WHAT THE TASK REQUIRES:
Search the material below for the word "this". Copy every line that has it.

[Data excerpts]

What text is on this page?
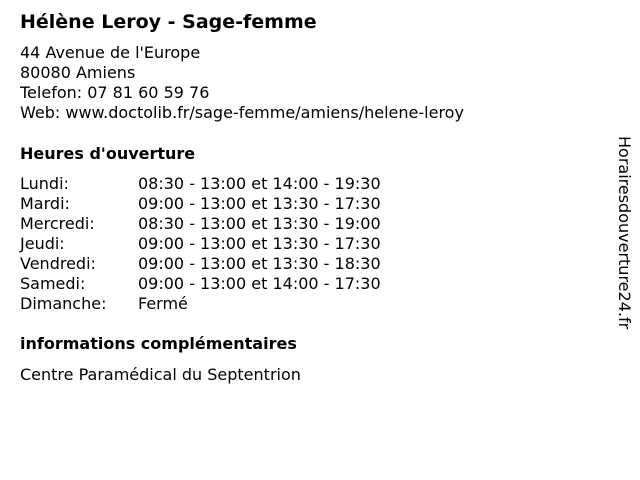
Hélène Leroy - Sage-femme
44 Avenue de l'Europe
80080 Amiens
Telefon: 07 81 60 59 76
Web: www.doctolib.fr/sage-femme/amiens/helene-leroy
Heures d'ouverture
Lundi:	08:30 - 13:00 et 14:00 - 19:30
Mardi:	09:00 - 13:00 et 13:30 - 17:30
Mercredi:	08:30 - 13:00 et 13:30 - 19:00
Jeudi:	09:00 - 13:00 et 13:30 - 17:30
Vendredi:	09:00 - 13:00 et 13:30 - 18:30
Samedi:	09:00 - 13:00 et 14:00 - 17:30
Dimanche: Fermé
informations complémentaires
Centre Paramédical du Septentrion
Horairesdouverture24.fr
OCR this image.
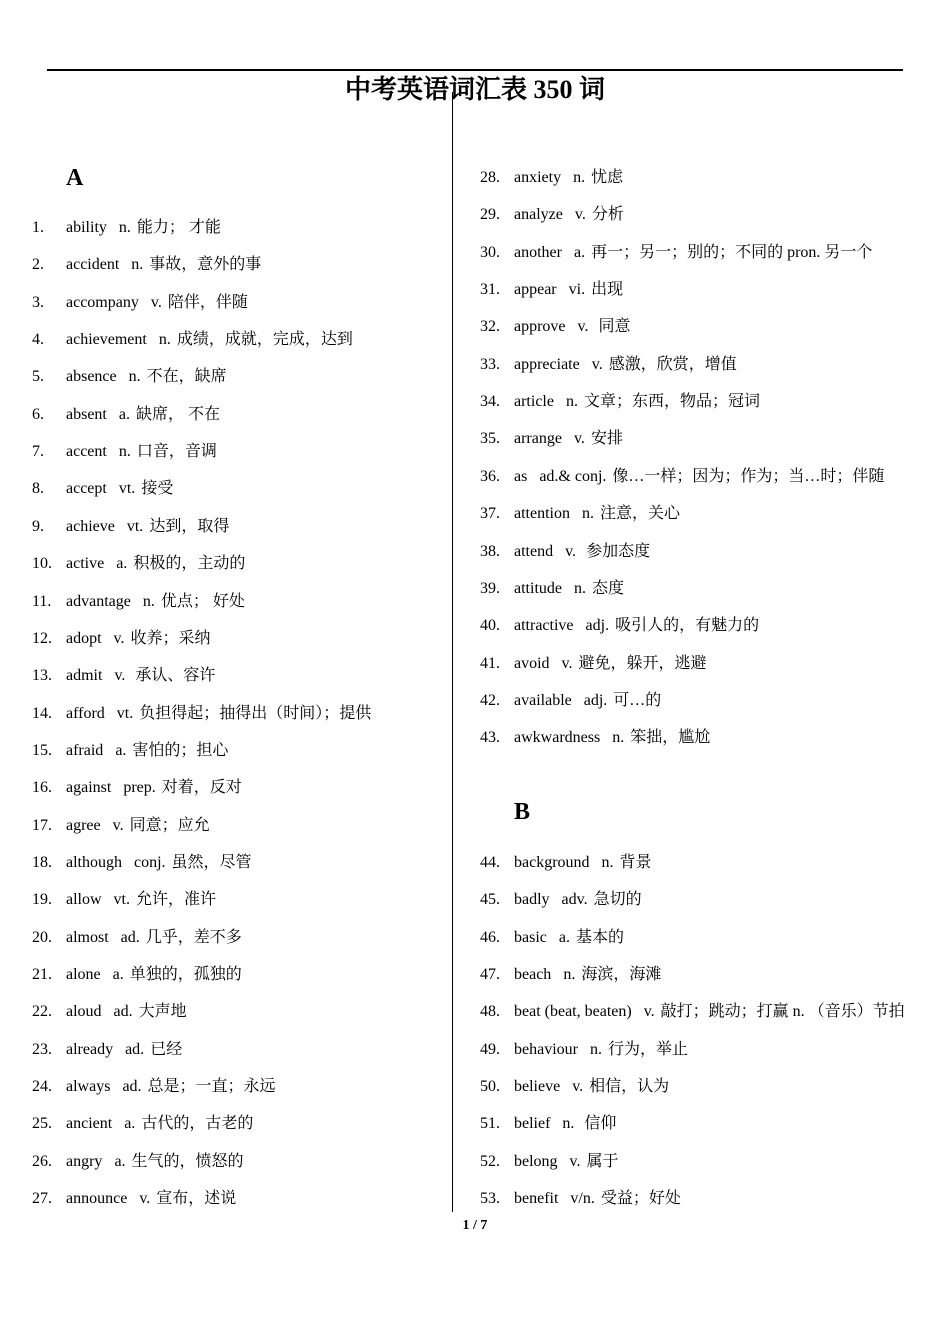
中考英语词汇表 350 词
A
1. ability n. 能力； 才能
2. accident n. 事故，意外的事
3. accompany v. 陪伴，伴随
4. achievement n. 成绩，成就，完成，达到
5. absence n. 不在，缺席
6. absent a. 缺席， 不在
7. accent n. 口音，音调
8. accept vt. 接受
9. achieve vt. 达到，取得
10. active a. 积极的，主动的
11. advantage n. 优点； 好处
12. adopt v. 收养；采纳
13. admit v. 承认、容许
14. afford vt. 负担得起；抽得出（时间）；提供
15. afraid a. 害怕的；担心
16. against prep. 对着，反对
17. agree v. 同意；应允
18. although conj. 虽然，尽管
19. allow vt. 允许，准许
20. almost ad. 几乎，差不多
21. alone a. 单独的，孤独的
22. aloud ad. 大声地
23. already ad. 已经
24. always ad. 总是；一直；永远
25. ancient a. 古代的，古老的
26. angry a. 生气的，愤怒的
27. announce v. 宣布，述说
28. anxiety n. 忧虑
29. analyze v. 分析
30. another a. 再一；另一；别的；不同的 pron. 另一个
31. appear vi. 出现
32. approve v. 同意
33. appreciate v. 感激，欣赏，增值
34. article n. 文章；东西，物品；冠词
35. arrange v. 安排
36. as ad.& conj. 像…一样；因为；作为；当…时；伴随
37. attention n. 注意，关心
38. attend v. 参加态度
39. attitude n. 态度
40. attractive adj. 吸引人的，有魅力的
41. avoid v. 避免，躲开，逃避
42. available adj. 可…的
43. awkwardness n. 笨拙，尴尬
B
44. background n. 背景
45. badly adv. 急切的
46. basic a. 基本的
47. beach n. 海滨，海滩
48. beat (beat, beaten) v. 敲打；跳动；打赢 n. （音乐）节拍
49. behaviour n. 行为，举止
50. believe v. 相信，认为
51. belief n. 信仰
52. belong v. 属于
53. benefit v/n. 受益；好处
1 / 7
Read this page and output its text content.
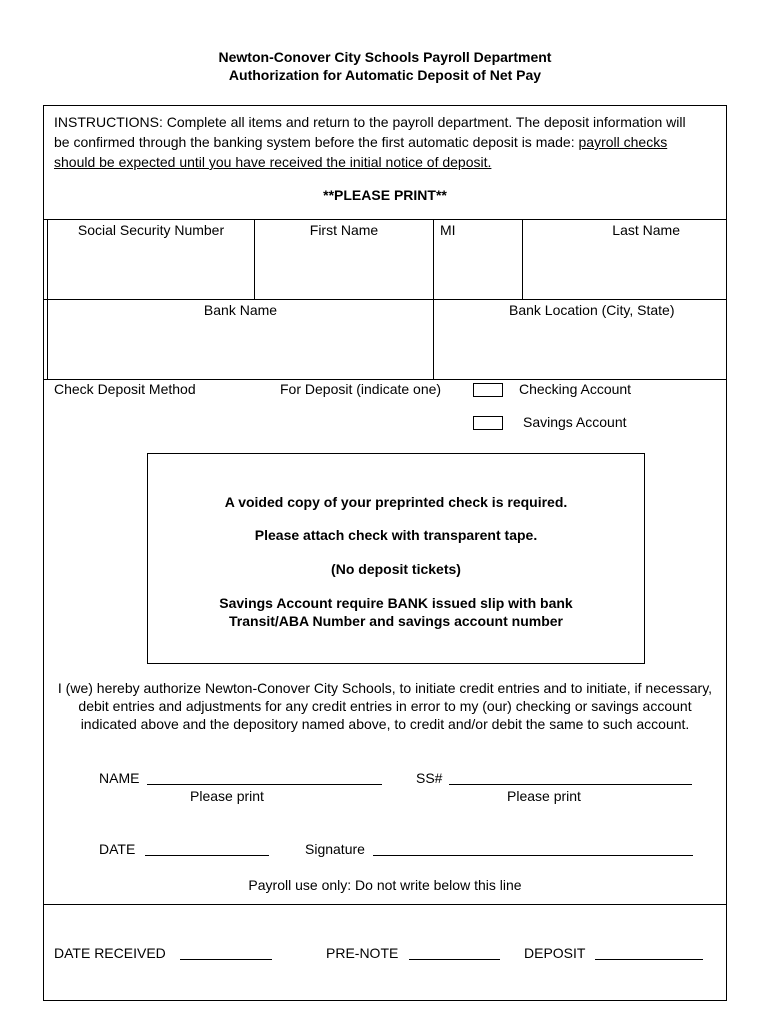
Newton-Conover City Schools Payroll Department
Authorization for Automatic Deposit of Net Pay
INSTRUCTIONS: Complete all items and return to the payroll department. The deposit information will be confirmed through the banking system before the first automatic deposit is made: payroll checks should be expected until you have received the initial notice of deposit.
**PLEASE PRINT**
Social Security Number	First Name	MI	Last Name
Bank Name	Bank Location (City, State)
Check Deposit Method	For Deposit (indicate one)	Checking Account
Savings Account

A voided copy of your preprinted check is required.

Please attach check with transparent tape.

(No deposit tickets)

Savings Account require BANK issued slip with bank

Transit/ABA Number and savings account number

I (we) hereby authorize Newton-Conover City Schools, to initiate credit entries and to initiate, if necessary, debit entries and adjustments for any credit entries in error to my (our) checking or savings account indicated above and the depository named above, to credit and/or debit the same to such account.
NAME
Please print
SS#
Please print
DATE	Signature
Payroll use only: Do not write below this line
DATE RECEIVED	PRE-NOTE	DEPOSIT
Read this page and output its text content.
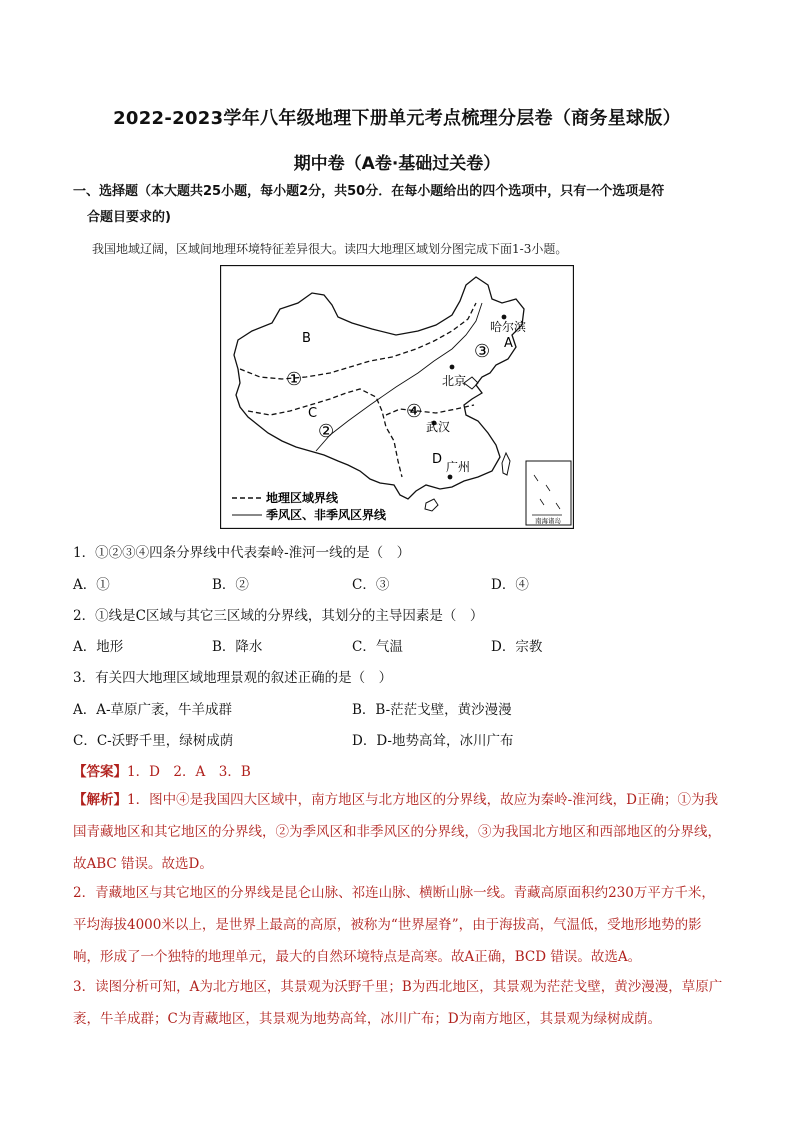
2022-2023学年八年级地理下册单元考点梳理分层卷（商务星球版）
期中卷（A卷·基础过关卷）
一、选择题（本大题共25小题，每小题2分，共50分．在每小题给出的四个选项中，只有一个选项是符
合题目要求的)
我国地域辽阔，区域间地理环境特征差异很大。读四大地理区域划分图完成下面1-3小题。
南海诸岛
B	A
C
D
哈尔滨
北京
武汉
广州
①
②
③
④
地理区域界线
季风区、非季风区界线
1．①②③④四条分界线中代表秦岭-淮河一线的是（　）
A．①	B．②	C．③	D．④
2．①线是C区域与其它三区域的分界线，其划分的主导因素是（　）
A．地形	B．降水	C．气温	D．宗教
3．有关四大地理区域地理景观的叙述正确的是（　）
A．A-草原广袤，牛羊成群	B．B-茫茫戈壁，黄沙漫漫
C．C-沃野千里，绿树成荫	D．D-地势高耸，冰川广布
【答案】1．D　2．A　3．B
【解析】1．图中④是我国四大区域中，南方地区与北方地区的分界线，故应为秦岭-淮河线，D正确；①为我国青藏地区和其它地区的分界线，②为季风区和非季风区的分界线，③为我国北方地区和西部地区的分界线，故ABC 错误。故选D。
2．青藏地区与其它地区的分界线是昆仑山脉、祁连山脉、横断山脉一线。青藏高原面积约230万平方千米，平均海拔4000米以上，是世界上最高的高原，被称为“世界屋脊”，由于海拔高，气温低，受地形地势的影响，形成了一个独特的地理单元，最大的自然环境特点是高寒。故A正确，BCD 错误。故选A。
3．读图分析可知，A为北方地区，其景观为沃野千里；B为西北地区，其景观为茫茫戈壁，黄沙漫漫，草原广袤，牛羊成群；C为青藏地区，其景观为地势高耸，冰川广布；D为南方地区，其景观为绿树成荫。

FINISHED EXERCISE:
What text is on this page?
OCR this image.
Read this page and output its text content.
Payroll use only: Do not write below this line
Read this page and output its text content.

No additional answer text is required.